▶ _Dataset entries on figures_
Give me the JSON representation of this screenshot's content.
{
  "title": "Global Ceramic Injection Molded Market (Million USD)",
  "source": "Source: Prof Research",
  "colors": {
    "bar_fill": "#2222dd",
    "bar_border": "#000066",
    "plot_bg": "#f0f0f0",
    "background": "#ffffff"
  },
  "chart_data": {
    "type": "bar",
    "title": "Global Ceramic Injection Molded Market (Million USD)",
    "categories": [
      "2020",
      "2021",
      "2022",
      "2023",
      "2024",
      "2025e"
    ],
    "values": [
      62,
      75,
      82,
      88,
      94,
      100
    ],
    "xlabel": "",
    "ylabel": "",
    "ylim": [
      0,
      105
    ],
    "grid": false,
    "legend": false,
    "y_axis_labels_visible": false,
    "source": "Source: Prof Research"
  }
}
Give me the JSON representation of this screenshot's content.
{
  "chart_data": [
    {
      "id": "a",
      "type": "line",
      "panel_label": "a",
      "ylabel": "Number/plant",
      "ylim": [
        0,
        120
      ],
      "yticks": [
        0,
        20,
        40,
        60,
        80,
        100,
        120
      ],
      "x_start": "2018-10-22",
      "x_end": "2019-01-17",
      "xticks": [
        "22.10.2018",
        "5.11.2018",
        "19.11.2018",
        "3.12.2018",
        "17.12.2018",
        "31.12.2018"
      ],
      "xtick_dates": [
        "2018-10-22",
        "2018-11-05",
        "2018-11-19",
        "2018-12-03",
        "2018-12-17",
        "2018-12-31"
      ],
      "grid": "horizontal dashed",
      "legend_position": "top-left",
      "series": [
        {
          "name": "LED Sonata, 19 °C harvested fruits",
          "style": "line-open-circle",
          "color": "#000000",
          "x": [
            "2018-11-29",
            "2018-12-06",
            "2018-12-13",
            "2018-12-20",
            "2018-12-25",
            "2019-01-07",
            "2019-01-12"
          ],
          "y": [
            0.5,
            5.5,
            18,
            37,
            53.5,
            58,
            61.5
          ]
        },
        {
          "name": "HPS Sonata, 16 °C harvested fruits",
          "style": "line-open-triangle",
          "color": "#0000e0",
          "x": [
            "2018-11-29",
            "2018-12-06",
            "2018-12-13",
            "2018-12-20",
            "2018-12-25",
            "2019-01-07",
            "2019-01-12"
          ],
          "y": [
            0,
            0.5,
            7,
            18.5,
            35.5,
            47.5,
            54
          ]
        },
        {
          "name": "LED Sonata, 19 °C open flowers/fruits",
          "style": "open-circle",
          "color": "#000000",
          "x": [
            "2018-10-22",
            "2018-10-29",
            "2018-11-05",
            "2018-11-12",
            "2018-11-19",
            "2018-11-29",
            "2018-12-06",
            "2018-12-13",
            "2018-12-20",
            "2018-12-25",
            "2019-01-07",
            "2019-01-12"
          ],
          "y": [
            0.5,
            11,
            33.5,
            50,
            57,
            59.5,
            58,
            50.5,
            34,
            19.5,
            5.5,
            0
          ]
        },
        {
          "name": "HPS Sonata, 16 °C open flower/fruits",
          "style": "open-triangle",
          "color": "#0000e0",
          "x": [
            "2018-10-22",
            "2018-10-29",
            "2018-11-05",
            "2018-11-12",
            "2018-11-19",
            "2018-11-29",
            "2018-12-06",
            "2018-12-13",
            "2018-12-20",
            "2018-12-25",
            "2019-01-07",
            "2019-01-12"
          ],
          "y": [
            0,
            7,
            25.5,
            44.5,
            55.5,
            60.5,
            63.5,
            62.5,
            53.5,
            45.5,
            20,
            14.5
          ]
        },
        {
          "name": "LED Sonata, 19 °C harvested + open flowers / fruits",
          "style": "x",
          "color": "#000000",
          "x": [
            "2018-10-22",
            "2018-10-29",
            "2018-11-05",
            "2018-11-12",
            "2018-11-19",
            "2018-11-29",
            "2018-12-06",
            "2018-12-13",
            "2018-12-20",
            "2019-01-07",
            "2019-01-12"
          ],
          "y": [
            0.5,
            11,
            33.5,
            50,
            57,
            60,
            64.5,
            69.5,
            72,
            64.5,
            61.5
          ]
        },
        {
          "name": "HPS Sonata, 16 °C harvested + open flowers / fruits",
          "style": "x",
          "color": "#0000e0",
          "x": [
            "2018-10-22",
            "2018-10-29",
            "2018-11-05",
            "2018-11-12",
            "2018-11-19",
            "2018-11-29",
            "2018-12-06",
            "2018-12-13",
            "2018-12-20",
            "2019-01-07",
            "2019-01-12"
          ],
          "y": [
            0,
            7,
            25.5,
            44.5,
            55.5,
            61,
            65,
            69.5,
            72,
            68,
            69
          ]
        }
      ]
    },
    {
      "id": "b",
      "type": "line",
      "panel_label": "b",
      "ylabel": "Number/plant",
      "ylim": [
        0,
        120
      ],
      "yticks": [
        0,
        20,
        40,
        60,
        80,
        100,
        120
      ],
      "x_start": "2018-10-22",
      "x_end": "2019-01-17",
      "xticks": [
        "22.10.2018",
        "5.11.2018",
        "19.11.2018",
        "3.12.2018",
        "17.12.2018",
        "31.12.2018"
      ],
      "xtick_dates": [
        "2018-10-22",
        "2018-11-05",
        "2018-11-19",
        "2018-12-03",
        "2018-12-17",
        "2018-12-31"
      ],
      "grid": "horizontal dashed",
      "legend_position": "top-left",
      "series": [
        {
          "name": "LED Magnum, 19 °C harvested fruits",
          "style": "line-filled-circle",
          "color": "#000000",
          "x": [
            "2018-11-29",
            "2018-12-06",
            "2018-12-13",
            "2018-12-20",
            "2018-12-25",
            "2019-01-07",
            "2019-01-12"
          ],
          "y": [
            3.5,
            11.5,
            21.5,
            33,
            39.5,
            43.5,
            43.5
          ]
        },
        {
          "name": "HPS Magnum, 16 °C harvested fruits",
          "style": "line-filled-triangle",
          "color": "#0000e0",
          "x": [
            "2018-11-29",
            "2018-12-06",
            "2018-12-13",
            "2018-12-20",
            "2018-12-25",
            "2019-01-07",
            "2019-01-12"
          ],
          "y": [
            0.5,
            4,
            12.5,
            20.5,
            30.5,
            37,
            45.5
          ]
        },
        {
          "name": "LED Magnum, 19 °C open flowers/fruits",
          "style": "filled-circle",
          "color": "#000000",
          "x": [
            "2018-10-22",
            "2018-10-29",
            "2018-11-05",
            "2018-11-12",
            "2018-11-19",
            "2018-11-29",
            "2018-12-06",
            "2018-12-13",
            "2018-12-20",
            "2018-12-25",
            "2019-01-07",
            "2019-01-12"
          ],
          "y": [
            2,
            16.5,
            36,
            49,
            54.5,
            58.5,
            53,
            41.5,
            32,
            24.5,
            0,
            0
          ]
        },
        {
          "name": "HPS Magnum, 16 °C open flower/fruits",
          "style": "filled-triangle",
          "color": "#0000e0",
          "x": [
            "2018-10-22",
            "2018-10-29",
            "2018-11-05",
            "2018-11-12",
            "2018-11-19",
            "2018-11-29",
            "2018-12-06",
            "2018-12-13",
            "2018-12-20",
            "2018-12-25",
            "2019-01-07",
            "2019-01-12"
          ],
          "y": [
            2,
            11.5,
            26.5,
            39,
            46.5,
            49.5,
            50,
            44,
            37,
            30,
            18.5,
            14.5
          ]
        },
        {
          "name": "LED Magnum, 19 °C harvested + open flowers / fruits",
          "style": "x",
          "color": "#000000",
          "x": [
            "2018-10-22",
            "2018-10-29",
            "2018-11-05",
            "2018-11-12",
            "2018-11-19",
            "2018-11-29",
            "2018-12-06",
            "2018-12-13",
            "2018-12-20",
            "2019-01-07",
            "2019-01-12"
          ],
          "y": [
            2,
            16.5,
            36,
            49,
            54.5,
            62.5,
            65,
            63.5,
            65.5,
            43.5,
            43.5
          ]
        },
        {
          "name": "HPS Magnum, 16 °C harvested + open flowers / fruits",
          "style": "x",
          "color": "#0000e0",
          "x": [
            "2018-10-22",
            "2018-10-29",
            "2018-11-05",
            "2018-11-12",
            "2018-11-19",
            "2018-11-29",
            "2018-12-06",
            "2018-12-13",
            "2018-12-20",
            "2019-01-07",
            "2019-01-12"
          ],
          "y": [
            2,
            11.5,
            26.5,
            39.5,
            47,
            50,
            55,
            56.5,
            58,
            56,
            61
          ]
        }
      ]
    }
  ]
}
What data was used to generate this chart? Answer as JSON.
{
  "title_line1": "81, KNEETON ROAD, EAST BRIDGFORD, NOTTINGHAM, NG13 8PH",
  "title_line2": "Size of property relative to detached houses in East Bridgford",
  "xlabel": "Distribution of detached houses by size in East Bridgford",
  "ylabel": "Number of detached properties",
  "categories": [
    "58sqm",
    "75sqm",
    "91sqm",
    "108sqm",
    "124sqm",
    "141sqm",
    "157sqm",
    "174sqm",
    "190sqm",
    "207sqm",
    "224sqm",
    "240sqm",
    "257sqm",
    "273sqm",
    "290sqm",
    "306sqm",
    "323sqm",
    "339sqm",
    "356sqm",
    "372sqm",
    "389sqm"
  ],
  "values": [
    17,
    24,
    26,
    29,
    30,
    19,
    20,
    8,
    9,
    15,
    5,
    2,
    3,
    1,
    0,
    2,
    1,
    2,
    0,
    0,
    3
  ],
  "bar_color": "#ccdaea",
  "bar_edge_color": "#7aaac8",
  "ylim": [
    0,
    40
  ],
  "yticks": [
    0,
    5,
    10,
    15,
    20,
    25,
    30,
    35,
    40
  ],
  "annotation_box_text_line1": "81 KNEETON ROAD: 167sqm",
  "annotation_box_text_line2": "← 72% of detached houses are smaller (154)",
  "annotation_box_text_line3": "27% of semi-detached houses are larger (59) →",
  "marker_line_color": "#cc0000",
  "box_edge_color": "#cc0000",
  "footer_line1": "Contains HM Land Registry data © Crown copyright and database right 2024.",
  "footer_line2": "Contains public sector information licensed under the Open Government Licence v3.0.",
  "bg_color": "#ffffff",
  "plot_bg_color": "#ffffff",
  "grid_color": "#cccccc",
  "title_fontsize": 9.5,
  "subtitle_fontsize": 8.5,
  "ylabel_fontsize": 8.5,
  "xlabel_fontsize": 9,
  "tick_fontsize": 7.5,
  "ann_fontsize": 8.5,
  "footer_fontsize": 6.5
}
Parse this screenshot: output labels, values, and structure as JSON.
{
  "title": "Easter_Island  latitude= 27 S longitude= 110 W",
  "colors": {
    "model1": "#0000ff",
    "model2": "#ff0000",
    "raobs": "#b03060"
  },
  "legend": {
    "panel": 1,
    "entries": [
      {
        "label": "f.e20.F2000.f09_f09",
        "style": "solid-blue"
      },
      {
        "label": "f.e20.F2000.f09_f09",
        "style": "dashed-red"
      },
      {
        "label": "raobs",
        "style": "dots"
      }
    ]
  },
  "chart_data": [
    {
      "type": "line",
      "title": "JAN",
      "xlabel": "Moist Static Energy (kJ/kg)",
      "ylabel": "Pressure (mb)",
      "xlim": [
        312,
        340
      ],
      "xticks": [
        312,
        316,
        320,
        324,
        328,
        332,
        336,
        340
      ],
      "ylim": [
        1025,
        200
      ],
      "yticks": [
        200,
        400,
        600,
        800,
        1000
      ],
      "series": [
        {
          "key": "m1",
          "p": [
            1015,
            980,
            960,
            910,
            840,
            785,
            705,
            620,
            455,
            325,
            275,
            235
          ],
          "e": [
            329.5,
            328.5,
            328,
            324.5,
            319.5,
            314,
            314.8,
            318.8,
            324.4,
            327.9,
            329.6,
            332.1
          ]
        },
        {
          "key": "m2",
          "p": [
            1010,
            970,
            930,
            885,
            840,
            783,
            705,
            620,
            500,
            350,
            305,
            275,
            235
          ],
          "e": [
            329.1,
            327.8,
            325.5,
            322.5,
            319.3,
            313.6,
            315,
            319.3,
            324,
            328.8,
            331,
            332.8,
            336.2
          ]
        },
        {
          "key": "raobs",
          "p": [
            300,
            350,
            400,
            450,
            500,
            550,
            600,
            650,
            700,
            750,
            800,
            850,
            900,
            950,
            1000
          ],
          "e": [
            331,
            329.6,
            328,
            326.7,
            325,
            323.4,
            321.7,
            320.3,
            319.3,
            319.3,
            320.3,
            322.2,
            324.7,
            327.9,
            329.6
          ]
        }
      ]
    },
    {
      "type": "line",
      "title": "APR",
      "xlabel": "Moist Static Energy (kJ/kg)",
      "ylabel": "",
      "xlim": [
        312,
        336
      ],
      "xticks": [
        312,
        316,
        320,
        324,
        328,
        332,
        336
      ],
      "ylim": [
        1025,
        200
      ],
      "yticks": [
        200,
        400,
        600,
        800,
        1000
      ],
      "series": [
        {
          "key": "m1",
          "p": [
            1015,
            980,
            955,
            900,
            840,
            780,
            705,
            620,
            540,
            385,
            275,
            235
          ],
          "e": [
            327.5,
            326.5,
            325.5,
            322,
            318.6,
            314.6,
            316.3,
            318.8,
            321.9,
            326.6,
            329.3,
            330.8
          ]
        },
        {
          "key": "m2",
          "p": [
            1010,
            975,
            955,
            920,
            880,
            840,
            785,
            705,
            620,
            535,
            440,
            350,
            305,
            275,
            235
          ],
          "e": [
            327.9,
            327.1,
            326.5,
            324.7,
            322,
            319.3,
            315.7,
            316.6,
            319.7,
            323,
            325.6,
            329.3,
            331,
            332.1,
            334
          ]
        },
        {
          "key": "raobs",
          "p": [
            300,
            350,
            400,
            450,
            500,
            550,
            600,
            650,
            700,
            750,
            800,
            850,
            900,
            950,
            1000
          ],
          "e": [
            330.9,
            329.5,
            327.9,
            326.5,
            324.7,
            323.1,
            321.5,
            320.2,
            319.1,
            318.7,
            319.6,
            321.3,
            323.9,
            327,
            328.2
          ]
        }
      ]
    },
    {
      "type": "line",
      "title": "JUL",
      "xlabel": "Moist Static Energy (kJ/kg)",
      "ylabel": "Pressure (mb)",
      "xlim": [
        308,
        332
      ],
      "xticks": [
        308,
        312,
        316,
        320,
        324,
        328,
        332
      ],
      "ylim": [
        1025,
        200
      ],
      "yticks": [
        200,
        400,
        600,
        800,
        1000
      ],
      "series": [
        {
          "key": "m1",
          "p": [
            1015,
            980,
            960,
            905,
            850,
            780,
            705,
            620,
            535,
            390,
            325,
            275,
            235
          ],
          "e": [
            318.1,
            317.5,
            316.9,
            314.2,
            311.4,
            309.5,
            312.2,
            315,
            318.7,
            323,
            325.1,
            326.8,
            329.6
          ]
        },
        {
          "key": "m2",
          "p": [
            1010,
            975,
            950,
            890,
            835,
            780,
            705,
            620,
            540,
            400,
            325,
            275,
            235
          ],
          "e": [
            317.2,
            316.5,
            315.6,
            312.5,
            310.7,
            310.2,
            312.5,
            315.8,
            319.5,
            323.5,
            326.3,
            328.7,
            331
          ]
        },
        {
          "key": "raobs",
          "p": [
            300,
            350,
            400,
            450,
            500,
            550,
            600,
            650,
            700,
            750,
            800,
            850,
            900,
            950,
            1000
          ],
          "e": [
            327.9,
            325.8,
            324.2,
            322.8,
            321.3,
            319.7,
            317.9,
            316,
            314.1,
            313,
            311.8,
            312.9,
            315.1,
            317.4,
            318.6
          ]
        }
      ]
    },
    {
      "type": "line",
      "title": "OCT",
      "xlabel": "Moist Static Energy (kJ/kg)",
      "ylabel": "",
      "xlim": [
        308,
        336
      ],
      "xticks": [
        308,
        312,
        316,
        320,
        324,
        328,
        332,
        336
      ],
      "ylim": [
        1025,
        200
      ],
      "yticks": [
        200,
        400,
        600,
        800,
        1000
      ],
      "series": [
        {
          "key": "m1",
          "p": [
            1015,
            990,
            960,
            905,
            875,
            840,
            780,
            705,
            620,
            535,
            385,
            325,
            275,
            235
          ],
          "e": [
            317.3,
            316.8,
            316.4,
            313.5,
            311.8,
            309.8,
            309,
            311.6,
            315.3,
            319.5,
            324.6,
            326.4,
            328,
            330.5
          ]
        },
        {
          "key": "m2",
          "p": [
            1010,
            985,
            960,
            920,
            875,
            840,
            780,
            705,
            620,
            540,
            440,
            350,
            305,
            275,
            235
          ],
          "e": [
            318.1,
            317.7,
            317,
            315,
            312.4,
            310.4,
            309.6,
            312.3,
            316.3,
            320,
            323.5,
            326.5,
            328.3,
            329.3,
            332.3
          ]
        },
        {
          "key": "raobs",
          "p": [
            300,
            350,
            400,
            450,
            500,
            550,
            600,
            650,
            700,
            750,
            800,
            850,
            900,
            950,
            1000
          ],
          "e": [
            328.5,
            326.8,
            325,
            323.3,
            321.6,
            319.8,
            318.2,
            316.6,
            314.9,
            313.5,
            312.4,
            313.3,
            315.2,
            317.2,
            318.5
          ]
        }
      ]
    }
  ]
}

▶ _Objective_
Count how many lines hold the string "Injection" and give that number alone.

▶ _Expected output_
2